(THE TASK): Return each line of the data below verbatim; pictures are to be left out.

(GIVEN DATA):
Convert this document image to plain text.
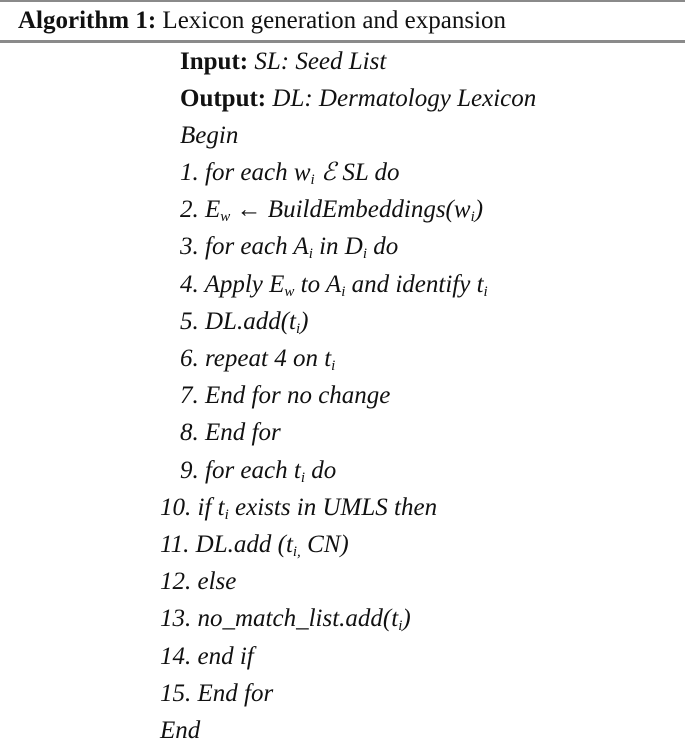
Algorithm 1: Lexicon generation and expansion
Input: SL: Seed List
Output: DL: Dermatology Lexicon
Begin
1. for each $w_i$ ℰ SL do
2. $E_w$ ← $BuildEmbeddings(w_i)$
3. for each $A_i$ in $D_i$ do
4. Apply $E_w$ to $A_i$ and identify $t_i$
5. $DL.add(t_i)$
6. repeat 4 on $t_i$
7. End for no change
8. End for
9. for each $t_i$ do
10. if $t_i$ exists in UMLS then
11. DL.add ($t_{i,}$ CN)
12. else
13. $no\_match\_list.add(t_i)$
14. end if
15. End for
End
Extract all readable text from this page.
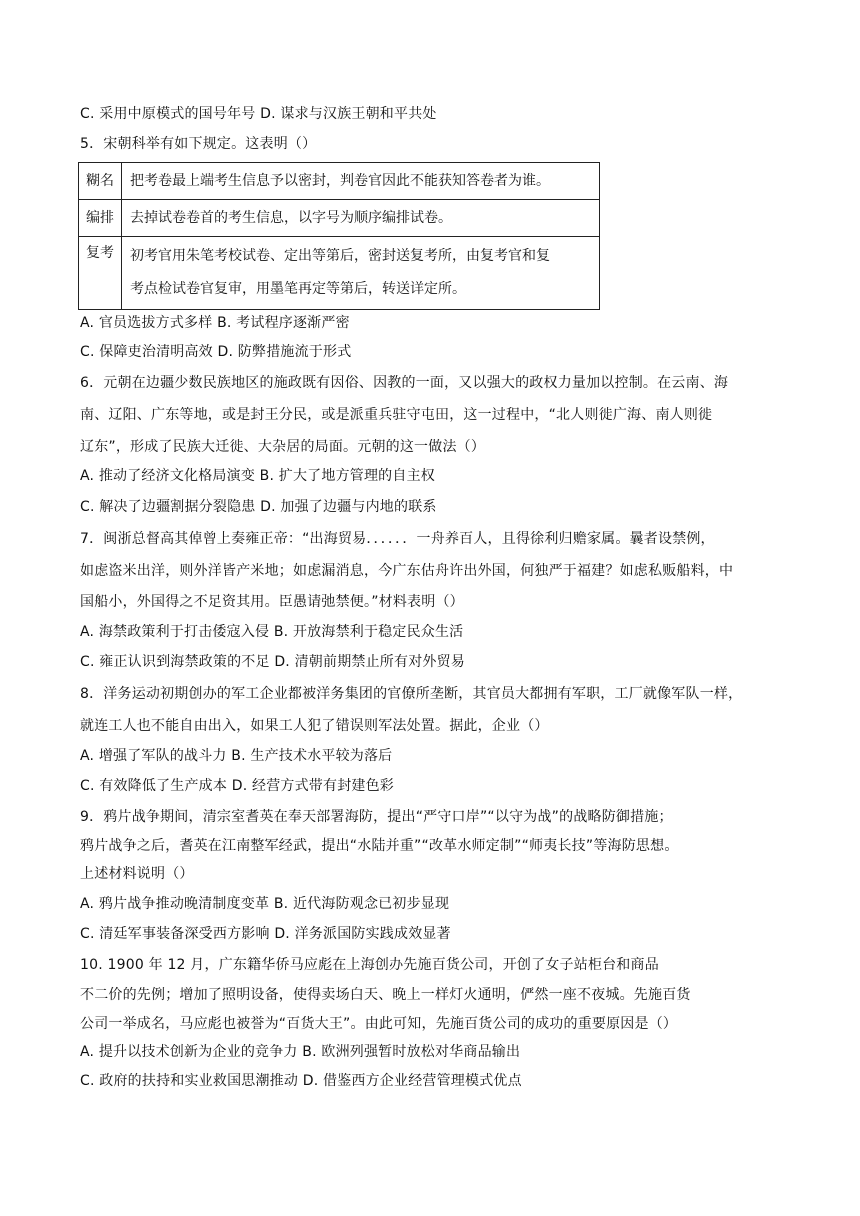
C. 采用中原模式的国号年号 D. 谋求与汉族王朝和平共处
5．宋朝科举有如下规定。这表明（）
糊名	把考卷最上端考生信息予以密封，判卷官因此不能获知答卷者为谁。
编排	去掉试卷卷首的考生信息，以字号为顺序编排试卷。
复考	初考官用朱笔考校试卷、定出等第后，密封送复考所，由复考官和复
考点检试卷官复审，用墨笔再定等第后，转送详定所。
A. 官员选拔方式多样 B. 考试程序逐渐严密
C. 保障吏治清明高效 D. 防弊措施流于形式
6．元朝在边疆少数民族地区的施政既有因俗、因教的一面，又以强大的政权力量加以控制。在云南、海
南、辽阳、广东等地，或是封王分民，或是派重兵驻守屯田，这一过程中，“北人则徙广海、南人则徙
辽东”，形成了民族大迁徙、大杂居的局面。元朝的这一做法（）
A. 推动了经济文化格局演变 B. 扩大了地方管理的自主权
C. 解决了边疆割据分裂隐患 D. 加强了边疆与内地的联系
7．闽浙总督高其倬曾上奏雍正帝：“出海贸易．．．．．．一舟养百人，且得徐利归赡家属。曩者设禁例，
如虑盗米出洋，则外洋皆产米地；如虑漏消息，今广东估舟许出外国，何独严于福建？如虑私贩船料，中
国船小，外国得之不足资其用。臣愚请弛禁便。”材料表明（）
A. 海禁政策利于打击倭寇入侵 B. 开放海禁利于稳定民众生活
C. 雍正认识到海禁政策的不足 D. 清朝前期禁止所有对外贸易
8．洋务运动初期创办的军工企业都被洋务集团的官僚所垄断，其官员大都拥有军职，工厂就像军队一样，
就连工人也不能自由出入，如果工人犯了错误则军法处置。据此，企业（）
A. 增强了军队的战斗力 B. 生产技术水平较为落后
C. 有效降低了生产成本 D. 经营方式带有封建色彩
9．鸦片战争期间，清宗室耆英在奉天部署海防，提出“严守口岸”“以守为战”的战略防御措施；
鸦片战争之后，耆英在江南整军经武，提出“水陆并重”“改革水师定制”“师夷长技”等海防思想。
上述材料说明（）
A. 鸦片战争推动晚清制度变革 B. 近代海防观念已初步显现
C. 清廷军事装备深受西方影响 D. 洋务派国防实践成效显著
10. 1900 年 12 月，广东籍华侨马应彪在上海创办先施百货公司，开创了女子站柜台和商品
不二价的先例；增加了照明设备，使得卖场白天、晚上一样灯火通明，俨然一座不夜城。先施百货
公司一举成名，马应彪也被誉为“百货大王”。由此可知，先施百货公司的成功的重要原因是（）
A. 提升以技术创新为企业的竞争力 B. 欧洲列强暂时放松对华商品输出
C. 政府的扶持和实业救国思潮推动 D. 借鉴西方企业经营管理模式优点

(WRITTEN ANSWER):
Convert this document image to plain text.
Algorithm 1: Lexicon generation and expansion
Input: SL: Seed List
Output: DL: Dermatology Lexicon
Begin
1. for each $w_i$ ℰ SL do
2. $E_w$ ← $BuildEmbeddings(w_i)$
3. for each $A_i$ in $D_i$ do
4. Apply $E_w$ to $A_i$ and identify $t_i$
5. $DL.add(t_i)$
6. repeat 4 on $t_i$
7. End for no change
8. End for
9. for each $t_i$ do
10. if $t_i$ exists in UMLS then
11. DL.add ($t_{i,}$ CN)
12. else
13. $no\_match\_list.add(t_i)$
14. end if
15. End for
End
Extract all readable text from this page.
C. 采用中原模式的国号年号 D. 谋求与汉族王朝和平共处
5．宋朝科举有如下规定。这表明（）
糊名	把考卷最上端考生信息予以密封，判卷官因此不能获知答卷者为谁。
编排	去掉试卷卷首的考生信息，以字号为顺序编排试卷。
复考	初考官用朱笔考校试卷、定出等第后，密封送复考所，由复考官和复
考点检试卷官复审，用墨笔再定等第后，转送详定所。
A. 官员选拔方式多样 B. 考试程序逐渐严密
C. 保障吏治清明高效 D. 防弊措施流于形式
6．元朝在边疆少数民族地区的施政既有因俗、因教的一面，又以强大的政权力量加以控制。在云南、海
南、辽阳、广东等地，或是封王分民，或是派重兵驻守屯田，这一过程中，“北人则徙广海、南人则徙
辽东”，形成了民族大迁徙、大杂居的局面。元朝的这一做法（）
A. 推动了经济文化格局演变 B. 扩大了地方管理的自主权
C. 解决了边疆割据分裂隐患 D. 加强了边疆与内地的联系
7．闽浙总督高其倬曾上奏雍正帝：“出海贸易．．．．．．一舟养百人，且得徐利归赡家属。曩者设禁例，
如虑盗米出洋，则外洋皆产米地；如虑漏消息，今广东估舟许出外国，何独严于福建？如虑私贩船料，中
国船小，外国得之不足资其用。臣愚请弛禁便。”材料表明（）
A. 海禁政策利于打击倭寇入侵 B. 开放海禁利于稳定民众生活
C. 雍正认识到海禁政策的不足 D. 清朝前期禁止所有对外贸易
8．洋务运动初期创办的军工企业都被洋务集团的官僚所垄断，其官员大都拥有军职，工厂就像军队一样，
就连工人也不能自由出入，如果工人犯了错误则军法处置。据此，企业（）
A. 增强了军队的战斗力 B. 生产技术水平较为落后
C. 有效降低了生产成本 D. 经营方式带有封建色彩
9．鸦片战争期间，清宗室耆英在奉天部署海防，提出“严守口岸”“以守为战”的战略防御措施；
鸦片战争之后，耆英在江南整军经武，提出“水陆并重”“改革水师定制”“师夷长技”等海防思想。
上述材料说明（）
A. 鸦片战争推动晚清制度变革 B. 近代海防观念已初步显现
C. 清廷军事装备深受西方影响 D. 洋务派国防实践成效显著
10. 1900 年 12 月，广东籍华侨马应彪在上海创办先施百货公司，开创了女子站柜台和商品
不二价的先例；增加了照明设备，使得卖场白天、晚上一样灯火通明，俨然一座不夜城。先施百货
公司一举成名，马应彪也被誉为“百货大王”。由此可知，先施百货公司的成功的重要原因是（）
A. 提升以技术创新为企业的竞争力 B. 欧洲列强暂时放松对华商品输出
C. 政府的扶持和实业救国思潮推动 D. 借鉴西方企业经营管理模式优点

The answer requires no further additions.